* _WHAT TO WORK ON_
Pick out every line in the data below that holds "Solvent".

Records about charts and figures
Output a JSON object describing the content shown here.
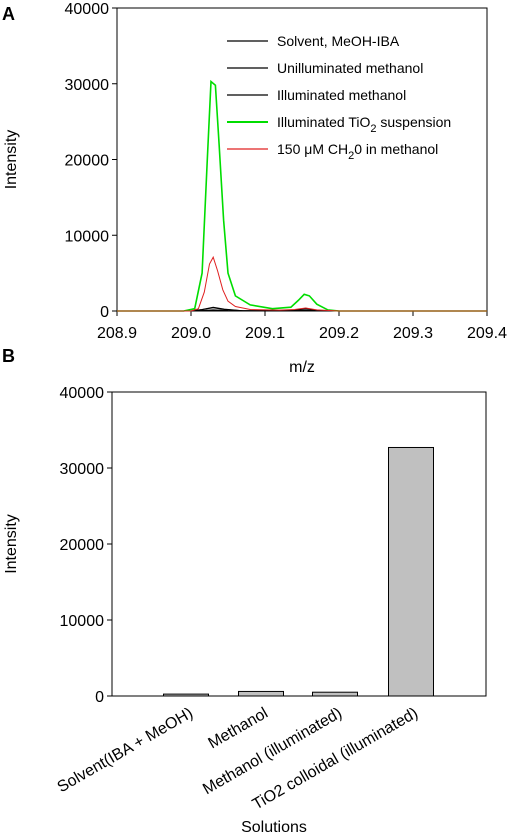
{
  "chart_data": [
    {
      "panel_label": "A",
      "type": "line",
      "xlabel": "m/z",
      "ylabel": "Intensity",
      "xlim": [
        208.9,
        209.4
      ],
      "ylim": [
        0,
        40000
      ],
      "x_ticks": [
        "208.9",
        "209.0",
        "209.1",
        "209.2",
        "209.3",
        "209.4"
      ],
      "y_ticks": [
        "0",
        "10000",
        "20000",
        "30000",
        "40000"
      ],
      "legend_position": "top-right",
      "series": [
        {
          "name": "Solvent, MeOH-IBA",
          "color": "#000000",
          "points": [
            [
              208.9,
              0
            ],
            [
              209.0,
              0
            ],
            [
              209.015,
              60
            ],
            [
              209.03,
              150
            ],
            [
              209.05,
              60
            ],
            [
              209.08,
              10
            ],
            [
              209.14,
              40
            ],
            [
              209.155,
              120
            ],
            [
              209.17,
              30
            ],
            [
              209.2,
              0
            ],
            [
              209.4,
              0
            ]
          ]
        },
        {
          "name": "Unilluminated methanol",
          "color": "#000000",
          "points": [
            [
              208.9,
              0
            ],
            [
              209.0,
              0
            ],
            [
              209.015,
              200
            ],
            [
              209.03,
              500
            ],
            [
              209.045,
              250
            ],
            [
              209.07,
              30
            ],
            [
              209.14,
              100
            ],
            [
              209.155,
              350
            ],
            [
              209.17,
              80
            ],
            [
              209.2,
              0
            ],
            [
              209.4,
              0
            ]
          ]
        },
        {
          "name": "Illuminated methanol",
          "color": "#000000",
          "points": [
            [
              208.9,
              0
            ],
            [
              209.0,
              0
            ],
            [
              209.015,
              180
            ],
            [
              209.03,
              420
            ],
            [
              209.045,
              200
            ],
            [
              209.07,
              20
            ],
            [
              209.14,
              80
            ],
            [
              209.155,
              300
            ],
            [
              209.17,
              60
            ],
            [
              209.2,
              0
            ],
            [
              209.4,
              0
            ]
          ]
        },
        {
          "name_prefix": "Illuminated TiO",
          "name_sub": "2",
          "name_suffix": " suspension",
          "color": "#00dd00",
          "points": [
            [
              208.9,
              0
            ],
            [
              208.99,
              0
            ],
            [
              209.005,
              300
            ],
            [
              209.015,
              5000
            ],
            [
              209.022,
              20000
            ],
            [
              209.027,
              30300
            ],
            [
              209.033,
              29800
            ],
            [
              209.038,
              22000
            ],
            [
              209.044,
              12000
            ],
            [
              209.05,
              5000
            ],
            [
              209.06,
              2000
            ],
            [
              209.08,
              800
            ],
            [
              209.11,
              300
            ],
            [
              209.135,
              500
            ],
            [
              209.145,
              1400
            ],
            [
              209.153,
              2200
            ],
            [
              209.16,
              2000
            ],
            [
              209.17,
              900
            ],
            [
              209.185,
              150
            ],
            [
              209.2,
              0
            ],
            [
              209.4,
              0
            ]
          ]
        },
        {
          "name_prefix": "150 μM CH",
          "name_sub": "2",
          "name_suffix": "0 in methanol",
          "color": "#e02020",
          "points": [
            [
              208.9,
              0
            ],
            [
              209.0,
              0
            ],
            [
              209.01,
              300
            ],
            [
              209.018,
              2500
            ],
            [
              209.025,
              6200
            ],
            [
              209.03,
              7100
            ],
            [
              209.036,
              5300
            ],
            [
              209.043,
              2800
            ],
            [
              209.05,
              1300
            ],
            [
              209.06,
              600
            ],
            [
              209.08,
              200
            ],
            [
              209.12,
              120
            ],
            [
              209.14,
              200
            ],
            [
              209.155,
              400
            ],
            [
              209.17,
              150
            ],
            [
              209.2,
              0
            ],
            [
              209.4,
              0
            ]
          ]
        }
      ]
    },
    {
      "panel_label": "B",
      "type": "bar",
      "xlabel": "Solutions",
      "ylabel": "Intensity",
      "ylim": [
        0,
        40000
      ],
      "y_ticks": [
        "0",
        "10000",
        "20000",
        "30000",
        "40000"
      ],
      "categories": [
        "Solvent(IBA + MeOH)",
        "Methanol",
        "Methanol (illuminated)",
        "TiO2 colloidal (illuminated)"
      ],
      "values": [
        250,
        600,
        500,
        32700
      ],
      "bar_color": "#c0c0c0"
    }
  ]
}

* _PROBLEM SOLUTION_
          "name": "Solvent, MeOH-IBA",
        "Solvent(IBA + MeOH)",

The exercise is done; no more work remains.